++++ Entries provided ++++

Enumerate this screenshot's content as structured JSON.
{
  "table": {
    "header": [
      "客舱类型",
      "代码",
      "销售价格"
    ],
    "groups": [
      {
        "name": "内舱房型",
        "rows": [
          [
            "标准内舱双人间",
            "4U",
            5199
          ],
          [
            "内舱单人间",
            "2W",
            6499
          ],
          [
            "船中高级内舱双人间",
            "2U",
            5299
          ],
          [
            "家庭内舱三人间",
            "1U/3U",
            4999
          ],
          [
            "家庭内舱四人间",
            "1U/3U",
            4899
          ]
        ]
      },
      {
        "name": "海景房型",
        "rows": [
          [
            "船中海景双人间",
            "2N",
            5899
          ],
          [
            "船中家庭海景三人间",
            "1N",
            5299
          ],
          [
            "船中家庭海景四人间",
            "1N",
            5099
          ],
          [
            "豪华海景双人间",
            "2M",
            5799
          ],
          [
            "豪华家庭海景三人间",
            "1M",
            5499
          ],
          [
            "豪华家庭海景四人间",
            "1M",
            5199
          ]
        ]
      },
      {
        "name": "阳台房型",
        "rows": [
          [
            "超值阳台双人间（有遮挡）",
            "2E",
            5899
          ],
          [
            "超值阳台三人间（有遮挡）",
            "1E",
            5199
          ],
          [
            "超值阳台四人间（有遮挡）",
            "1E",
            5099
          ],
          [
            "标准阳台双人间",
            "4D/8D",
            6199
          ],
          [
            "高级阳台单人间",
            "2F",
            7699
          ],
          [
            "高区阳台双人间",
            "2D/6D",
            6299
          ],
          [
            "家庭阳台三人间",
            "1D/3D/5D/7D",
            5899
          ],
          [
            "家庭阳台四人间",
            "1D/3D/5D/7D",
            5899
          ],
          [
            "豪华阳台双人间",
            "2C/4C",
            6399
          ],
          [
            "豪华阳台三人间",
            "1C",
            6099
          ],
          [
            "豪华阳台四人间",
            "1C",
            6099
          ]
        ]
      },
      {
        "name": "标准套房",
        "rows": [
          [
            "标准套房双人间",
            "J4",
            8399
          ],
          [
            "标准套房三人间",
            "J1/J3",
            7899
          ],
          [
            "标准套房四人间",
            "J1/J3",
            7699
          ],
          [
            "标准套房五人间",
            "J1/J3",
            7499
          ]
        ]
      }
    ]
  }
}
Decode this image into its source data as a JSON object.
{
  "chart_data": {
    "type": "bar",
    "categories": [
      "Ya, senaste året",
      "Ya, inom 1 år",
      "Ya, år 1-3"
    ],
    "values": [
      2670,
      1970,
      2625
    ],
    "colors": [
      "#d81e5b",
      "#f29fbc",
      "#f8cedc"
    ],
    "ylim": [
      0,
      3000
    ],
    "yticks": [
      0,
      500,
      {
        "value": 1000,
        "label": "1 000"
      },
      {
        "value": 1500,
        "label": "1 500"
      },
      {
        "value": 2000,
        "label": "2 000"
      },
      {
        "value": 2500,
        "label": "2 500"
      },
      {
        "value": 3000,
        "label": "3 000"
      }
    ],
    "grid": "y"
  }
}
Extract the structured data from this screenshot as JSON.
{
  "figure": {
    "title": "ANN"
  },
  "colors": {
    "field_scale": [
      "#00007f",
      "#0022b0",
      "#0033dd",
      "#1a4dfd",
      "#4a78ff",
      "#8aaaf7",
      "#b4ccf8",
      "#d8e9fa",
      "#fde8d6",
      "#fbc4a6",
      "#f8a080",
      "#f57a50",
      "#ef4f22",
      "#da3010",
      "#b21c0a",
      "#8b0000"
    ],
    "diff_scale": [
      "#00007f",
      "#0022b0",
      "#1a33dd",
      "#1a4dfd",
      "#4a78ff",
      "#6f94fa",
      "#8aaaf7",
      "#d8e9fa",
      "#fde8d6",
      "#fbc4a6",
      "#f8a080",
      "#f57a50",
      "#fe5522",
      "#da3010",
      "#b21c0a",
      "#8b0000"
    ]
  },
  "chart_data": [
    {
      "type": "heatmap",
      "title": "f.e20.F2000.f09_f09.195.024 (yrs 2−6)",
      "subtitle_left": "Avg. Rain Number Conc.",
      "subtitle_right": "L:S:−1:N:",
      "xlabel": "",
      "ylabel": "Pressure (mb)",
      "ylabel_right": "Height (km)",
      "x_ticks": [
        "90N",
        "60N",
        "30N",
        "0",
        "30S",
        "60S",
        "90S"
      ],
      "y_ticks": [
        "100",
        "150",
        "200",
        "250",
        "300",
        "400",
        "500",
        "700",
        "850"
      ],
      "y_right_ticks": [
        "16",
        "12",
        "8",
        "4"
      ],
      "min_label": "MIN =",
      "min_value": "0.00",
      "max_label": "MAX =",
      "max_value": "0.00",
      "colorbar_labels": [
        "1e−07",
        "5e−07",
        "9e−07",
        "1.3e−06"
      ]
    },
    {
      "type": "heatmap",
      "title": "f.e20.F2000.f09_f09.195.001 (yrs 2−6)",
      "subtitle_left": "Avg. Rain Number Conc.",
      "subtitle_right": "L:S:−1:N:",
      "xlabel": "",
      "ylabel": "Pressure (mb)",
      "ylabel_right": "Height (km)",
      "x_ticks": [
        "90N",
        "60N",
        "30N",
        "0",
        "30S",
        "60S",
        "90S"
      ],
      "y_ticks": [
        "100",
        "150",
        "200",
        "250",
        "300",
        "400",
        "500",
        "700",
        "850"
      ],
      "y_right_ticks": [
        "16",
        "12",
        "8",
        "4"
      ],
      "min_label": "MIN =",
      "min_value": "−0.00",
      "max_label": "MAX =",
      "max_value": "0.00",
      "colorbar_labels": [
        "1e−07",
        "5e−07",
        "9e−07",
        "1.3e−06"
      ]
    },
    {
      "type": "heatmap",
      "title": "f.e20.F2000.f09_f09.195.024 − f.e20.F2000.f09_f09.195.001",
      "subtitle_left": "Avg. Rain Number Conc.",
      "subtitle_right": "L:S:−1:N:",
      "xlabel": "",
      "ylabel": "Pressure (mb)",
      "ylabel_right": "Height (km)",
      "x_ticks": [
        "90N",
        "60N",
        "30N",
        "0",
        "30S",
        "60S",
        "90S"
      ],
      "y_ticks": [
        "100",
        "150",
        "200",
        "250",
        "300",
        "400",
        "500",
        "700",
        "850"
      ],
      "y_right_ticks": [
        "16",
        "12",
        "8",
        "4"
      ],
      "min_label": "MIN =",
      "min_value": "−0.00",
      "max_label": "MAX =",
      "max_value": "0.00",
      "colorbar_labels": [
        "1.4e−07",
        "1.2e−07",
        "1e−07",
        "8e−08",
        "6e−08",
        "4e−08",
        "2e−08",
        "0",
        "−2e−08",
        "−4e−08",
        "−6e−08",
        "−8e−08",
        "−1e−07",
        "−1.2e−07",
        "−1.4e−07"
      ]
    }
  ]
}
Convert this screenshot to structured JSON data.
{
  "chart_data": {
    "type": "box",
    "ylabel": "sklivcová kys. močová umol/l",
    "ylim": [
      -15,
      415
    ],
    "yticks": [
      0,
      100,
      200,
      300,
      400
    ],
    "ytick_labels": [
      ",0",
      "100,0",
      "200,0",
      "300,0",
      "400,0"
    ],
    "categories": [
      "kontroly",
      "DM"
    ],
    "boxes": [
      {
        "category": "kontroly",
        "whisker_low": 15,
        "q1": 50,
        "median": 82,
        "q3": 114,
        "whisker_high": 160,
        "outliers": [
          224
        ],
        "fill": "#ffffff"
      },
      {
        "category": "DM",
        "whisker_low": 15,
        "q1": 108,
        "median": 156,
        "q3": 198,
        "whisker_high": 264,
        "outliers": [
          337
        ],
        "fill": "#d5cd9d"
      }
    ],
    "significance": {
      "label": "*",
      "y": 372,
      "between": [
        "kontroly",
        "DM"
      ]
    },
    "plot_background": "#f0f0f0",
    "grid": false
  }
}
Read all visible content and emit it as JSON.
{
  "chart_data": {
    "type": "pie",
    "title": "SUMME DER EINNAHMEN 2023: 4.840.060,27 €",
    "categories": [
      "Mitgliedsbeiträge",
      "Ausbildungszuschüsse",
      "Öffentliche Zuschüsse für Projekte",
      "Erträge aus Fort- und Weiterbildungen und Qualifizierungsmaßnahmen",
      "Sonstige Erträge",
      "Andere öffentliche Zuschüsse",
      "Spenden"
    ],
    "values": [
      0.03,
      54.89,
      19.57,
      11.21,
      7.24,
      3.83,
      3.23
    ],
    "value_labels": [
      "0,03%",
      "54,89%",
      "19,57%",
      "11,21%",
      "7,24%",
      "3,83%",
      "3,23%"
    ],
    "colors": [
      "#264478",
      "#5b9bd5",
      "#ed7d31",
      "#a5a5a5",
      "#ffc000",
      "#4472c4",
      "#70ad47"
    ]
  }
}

++++

Instructions for the task:
Using the listing, copy every line where the word "JSON" shows up.

Exercise output:
Enumerate this screenshot's content as structured JSON.
Decode this image into its source data as a JSON object.
Extract the structured data from this screenshot as JSON.
Convert this screenshot to structured JSON data.
Read all visible content and emit it as JSON.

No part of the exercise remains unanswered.